## [Task description]
Rewrite the part of the Horopeta text that begins at the words "Extinct genus of" and stops after "in tympanic bulla.", changing "elliptical" to "oval" wherever it occurs.

Scientific classification
- Domain: Eukaryota
- Kingdom: Animalia
- Phylum: Chordata
- Class: Mammalia
- Order: Artiodactyla
- Infraorder: Cetacea
- Family: incertae sedis
- Genus: †Horopeta Tsai and Fordyce, 2015
- Species: H. umarere Tsai and Fordyce, 2015 (type);

= Horopeta =

Extinct genus of whales

Horopeta is a genus of baleen whale from the Late Oligocene (Chattian) Kokoamu Greensand of New Zealand.

==Description==
Horopeta can be distinguished from other balaenomorphs in the following characters: base of frontal sloping moderately from skull midline; parietal considerably exposed at sagittal crest; parietal largely exposed at sagittal crest; unfused and short posterior process of periotic and tympanic bulla; prominent superior process of periotic; presence of elliptical foramen and sigmoidal cavity in tympanic bulla; unfused and short posterior processes of periotic and tympanic bulla; a distinct pedicle plate situated in fovea epitubaria; presence of horizontal cleft, elliptical foramen, and sigmoidal cavity in tympanic bulla.

==Classification==
Initial cladistic analysis recovered Horopeta as either a basal balaenomorph or a basal cetotheriid, although the describers noted that the juvenile nature of the holotype might influence its cladistic position within Chaeomysticeti. Later cladistic analyses corroborated the placement of Horopeta outside crown Mysticeti.

==Paleobiology==
Based on the structure of the jaw, Horopeta was one of the earliest chaeomysticetes capable of gulp-feeding as in extant mysticetes. The same deposits that yielded Horopeta have also yielded the primitive odontocetes Awamokoa, Austrosqualodon, Otekaikea, and Waipatia, the eomysticetids Matapanui, Tohoraata, Tokarahia, and Waharoa, and the balaenomorphs Mauicetus and Whakakai.

[Records excerpted from a collection]
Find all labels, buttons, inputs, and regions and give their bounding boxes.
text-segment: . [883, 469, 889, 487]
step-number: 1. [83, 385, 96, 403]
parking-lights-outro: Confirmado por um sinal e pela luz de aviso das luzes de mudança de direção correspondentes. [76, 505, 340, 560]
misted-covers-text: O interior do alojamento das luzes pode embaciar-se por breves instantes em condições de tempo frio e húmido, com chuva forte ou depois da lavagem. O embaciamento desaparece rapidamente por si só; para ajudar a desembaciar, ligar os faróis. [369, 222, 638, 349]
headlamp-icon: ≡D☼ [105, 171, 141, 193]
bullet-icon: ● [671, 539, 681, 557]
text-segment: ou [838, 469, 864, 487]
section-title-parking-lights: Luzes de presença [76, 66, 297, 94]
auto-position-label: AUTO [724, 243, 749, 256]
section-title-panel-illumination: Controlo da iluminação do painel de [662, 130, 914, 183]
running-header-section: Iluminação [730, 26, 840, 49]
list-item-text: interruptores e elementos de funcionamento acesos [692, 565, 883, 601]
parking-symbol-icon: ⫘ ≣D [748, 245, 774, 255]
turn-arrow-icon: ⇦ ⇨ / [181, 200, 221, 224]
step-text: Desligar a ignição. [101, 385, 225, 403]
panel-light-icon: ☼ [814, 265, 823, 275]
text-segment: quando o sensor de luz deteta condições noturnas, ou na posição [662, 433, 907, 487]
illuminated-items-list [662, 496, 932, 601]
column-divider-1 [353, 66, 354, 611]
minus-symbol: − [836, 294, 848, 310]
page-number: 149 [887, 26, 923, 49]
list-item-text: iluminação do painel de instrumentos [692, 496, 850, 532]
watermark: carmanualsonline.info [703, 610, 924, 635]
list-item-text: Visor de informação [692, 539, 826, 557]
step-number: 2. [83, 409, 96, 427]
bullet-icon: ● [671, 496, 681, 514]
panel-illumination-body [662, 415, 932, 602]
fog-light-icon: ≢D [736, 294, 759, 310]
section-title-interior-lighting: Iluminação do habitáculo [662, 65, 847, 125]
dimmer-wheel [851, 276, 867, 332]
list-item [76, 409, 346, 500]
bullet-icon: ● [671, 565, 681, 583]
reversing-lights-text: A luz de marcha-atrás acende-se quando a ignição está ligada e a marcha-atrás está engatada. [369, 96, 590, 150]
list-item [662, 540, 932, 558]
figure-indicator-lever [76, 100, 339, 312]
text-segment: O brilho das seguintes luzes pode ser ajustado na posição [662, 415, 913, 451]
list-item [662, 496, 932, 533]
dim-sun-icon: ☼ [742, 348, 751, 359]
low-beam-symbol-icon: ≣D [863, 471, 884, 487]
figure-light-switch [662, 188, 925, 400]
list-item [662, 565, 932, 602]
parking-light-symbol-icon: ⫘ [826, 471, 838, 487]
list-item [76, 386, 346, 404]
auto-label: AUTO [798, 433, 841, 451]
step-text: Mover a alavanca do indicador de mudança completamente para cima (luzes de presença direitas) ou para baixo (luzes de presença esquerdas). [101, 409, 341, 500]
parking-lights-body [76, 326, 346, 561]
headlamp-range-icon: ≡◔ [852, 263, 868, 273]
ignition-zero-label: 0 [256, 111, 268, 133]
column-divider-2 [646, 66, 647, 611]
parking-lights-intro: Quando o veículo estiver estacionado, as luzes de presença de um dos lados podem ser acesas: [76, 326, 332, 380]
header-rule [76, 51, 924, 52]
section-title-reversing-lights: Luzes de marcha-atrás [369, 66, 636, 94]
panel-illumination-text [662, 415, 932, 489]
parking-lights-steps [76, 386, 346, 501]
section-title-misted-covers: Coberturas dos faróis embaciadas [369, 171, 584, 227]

## [The completed task]
Extinct genus of whales

Horopeta is a genus of baleen whale from the Late Oligocene (Chattian) Kokoamu Greensand of New Zealand.

==Description==
Horopeta can be distinguished from other balaenomorphs in the following characters: base of frontal sloping moderately from skull midline; parietal considerably exposed at sagittal crest; parietal largely exposed at sagittal crest; unfused and short posterior process of periotic and tympanic bulla; prominent superior process of periotic; presence of oval foramen and sigmoidal cavity in tympanic bulla; unfused and short posterior processes of periotic and tympanic bulla; a distinct pedicle plate situated in fovea epitubaria; presence of horizontal cleft, oval foramen, and sigmoidal cavity in tympanic bulla.